====== MATERIAL

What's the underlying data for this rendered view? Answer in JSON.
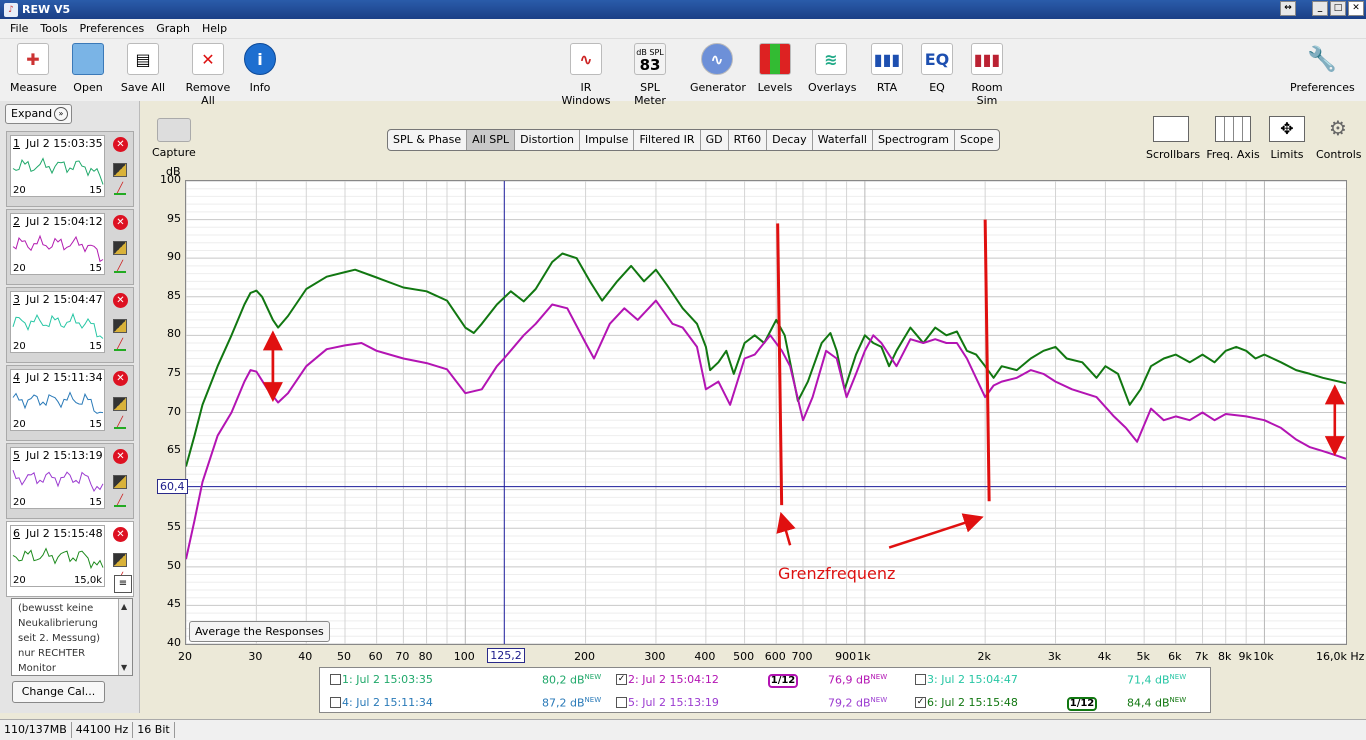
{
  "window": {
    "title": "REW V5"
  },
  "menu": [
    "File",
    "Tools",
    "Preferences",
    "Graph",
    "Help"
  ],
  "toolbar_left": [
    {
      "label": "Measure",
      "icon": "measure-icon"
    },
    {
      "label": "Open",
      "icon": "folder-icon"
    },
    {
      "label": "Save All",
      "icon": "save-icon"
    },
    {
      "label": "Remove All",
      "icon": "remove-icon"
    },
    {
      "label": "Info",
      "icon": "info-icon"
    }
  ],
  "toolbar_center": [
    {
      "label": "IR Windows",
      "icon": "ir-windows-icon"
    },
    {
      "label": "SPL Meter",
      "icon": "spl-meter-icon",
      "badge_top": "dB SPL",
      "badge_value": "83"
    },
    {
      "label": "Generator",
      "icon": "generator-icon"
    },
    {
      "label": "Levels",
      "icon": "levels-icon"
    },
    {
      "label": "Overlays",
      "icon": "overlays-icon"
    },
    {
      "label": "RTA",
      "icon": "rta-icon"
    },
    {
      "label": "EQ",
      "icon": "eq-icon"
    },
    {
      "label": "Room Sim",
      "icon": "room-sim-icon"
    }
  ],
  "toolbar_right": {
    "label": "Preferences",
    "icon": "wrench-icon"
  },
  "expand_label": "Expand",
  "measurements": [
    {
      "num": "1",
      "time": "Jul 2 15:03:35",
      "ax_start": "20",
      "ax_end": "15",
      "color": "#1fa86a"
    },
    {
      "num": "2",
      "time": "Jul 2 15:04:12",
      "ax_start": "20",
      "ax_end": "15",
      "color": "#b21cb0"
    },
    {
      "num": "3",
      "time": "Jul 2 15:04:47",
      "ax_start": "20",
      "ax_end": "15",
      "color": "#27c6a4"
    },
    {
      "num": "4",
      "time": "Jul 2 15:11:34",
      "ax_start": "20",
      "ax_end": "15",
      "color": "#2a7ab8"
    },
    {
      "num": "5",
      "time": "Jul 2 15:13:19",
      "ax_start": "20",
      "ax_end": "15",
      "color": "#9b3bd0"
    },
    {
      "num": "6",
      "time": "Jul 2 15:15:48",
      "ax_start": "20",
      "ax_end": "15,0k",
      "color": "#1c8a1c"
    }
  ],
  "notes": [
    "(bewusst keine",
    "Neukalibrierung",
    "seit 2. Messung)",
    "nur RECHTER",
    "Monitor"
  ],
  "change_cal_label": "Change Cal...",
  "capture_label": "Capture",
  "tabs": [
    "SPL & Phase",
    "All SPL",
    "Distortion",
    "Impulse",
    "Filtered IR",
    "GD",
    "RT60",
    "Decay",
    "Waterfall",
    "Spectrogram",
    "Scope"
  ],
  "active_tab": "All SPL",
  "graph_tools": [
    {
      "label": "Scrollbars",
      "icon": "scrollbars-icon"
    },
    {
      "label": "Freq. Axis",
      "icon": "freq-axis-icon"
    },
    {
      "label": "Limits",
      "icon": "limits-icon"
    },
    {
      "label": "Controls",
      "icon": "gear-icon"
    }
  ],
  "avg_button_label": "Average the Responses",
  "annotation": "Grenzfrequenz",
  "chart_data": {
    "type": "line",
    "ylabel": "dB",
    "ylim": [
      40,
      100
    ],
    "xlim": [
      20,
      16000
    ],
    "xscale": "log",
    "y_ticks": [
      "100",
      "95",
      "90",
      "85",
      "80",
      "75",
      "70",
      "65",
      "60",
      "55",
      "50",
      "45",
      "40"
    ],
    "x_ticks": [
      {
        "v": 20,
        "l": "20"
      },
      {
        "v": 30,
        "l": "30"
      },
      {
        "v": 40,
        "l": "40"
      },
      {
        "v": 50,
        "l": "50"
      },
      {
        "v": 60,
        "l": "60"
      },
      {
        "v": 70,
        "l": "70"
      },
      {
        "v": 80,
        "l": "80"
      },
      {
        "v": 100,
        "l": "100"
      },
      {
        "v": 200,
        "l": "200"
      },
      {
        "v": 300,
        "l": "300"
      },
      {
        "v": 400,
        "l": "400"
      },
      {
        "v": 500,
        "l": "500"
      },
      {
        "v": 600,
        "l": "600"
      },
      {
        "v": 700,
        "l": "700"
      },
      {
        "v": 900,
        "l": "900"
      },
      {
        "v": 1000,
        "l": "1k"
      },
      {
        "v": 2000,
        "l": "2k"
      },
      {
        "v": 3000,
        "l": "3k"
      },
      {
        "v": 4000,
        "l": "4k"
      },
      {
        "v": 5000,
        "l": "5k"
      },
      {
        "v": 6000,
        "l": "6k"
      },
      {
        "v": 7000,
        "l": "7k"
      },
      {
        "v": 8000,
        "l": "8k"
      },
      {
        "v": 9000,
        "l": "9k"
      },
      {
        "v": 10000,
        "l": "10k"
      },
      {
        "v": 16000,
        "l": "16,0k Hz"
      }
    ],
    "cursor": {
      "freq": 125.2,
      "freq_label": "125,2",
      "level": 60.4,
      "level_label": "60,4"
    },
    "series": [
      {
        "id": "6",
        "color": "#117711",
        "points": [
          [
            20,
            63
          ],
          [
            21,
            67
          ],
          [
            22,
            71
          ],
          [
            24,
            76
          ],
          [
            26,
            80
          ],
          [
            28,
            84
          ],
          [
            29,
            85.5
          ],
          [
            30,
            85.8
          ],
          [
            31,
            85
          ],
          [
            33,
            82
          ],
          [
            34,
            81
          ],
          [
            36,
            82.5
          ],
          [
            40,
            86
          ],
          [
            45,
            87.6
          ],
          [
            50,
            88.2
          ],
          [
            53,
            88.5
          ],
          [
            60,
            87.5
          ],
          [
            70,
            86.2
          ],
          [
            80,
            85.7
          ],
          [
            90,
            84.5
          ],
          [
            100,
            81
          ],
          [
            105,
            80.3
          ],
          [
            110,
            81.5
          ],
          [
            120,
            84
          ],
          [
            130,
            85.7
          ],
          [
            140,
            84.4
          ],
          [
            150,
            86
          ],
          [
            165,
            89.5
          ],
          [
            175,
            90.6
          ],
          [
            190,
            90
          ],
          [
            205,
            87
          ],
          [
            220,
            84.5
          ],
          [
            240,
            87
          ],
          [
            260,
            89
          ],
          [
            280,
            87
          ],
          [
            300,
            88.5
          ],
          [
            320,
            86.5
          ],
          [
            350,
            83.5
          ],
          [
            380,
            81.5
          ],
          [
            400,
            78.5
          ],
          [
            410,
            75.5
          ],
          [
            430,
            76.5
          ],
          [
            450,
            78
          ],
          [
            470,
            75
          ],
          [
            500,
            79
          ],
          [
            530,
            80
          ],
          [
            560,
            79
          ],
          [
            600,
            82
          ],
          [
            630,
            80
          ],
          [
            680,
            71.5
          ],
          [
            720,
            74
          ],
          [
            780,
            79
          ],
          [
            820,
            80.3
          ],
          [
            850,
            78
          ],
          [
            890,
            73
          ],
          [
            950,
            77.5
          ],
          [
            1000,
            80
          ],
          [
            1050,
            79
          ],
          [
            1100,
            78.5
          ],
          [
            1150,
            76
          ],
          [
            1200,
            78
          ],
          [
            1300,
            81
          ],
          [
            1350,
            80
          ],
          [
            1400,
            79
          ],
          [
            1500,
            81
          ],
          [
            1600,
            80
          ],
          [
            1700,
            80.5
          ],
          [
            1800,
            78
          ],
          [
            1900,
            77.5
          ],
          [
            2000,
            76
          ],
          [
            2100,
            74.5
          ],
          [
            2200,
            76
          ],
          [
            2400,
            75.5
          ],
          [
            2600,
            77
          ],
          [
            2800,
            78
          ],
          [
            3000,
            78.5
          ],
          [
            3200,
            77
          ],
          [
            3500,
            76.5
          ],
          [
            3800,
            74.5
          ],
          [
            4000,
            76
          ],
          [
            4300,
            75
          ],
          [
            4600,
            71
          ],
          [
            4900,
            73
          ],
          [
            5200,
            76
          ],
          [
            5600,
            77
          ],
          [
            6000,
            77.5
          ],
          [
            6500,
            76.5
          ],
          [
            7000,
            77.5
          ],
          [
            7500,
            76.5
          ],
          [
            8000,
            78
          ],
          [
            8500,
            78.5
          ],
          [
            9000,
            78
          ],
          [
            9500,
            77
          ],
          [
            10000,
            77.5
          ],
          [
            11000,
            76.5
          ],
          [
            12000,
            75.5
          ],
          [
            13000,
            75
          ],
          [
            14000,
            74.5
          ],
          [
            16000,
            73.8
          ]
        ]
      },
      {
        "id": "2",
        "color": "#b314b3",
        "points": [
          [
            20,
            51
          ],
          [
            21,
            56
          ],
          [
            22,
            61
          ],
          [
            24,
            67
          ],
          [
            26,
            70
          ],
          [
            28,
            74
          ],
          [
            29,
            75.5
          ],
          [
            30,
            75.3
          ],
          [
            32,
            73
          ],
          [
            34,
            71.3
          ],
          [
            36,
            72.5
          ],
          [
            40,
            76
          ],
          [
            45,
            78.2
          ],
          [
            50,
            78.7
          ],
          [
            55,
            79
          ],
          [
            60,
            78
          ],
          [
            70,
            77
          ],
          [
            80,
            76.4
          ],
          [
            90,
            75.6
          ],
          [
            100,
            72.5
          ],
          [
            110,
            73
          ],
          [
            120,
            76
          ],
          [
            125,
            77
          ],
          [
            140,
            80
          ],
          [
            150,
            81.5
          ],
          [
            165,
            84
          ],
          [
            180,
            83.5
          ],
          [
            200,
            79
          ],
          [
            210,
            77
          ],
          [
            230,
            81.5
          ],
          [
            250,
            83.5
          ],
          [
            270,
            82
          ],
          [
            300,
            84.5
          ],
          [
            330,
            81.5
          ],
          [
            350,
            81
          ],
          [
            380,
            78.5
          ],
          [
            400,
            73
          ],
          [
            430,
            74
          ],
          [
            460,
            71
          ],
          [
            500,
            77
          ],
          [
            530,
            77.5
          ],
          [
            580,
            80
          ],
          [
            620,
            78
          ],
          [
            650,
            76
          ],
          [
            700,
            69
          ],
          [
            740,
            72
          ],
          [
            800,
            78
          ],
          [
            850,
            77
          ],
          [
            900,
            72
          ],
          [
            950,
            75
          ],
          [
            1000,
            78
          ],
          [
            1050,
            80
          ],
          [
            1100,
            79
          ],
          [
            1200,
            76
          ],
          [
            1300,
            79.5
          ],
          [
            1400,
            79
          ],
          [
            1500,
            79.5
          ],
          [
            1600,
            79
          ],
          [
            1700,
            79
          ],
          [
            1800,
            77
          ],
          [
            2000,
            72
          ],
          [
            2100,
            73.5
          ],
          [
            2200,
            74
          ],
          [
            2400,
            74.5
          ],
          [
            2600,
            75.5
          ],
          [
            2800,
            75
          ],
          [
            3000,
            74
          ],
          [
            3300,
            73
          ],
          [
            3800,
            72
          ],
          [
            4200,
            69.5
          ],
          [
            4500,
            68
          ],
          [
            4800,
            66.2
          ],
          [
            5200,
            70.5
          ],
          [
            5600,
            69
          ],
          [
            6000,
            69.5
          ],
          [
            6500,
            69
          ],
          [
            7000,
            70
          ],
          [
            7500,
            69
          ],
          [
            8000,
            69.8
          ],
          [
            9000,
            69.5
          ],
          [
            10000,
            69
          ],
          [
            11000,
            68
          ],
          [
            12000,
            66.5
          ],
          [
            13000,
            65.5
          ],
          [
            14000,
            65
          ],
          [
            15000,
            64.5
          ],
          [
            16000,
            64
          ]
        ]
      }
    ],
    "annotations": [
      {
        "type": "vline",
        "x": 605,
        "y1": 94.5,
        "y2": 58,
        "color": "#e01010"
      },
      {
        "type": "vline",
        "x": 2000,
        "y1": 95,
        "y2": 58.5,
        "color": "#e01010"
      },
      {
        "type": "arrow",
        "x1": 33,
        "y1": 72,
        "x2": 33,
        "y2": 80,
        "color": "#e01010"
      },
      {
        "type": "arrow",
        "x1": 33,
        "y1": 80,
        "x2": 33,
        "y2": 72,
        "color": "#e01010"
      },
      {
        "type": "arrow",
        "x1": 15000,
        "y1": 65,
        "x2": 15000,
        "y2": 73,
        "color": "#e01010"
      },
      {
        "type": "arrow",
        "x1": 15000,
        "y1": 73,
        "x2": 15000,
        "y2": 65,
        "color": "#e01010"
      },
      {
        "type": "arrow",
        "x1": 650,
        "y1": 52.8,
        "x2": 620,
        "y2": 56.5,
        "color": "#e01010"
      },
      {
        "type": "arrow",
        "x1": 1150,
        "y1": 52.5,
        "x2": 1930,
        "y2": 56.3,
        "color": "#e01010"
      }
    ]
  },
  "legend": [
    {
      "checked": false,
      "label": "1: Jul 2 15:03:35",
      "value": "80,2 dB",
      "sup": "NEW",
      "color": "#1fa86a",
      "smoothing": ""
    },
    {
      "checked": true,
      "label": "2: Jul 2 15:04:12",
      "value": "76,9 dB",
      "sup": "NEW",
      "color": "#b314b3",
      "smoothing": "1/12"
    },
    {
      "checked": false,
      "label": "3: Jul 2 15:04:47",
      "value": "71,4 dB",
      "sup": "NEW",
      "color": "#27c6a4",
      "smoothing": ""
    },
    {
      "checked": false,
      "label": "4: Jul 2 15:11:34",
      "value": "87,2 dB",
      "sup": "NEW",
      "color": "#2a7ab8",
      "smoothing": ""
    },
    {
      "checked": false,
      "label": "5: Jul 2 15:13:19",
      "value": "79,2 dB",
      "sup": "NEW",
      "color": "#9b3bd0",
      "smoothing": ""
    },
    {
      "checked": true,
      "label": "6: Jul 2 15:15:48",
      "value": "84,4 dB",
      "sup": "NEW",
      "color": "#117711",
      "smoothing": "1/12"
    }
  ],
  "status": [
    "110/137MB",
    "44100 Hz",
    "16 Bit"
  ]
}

============

EXERCISE AIM:
In the listing above, find each line with the word "time" and copy it.

TASK ANSWER:
      "time": "Jul 2 15:03:35",
      "time": "Jul 2 15:04:12",
      "time": "Jul 2 15:04:47",
      "time": "Jul 2 15:11:34",
      "time": "Jul 2 15:13:19",
      "time": "Jul 2 15:15:48",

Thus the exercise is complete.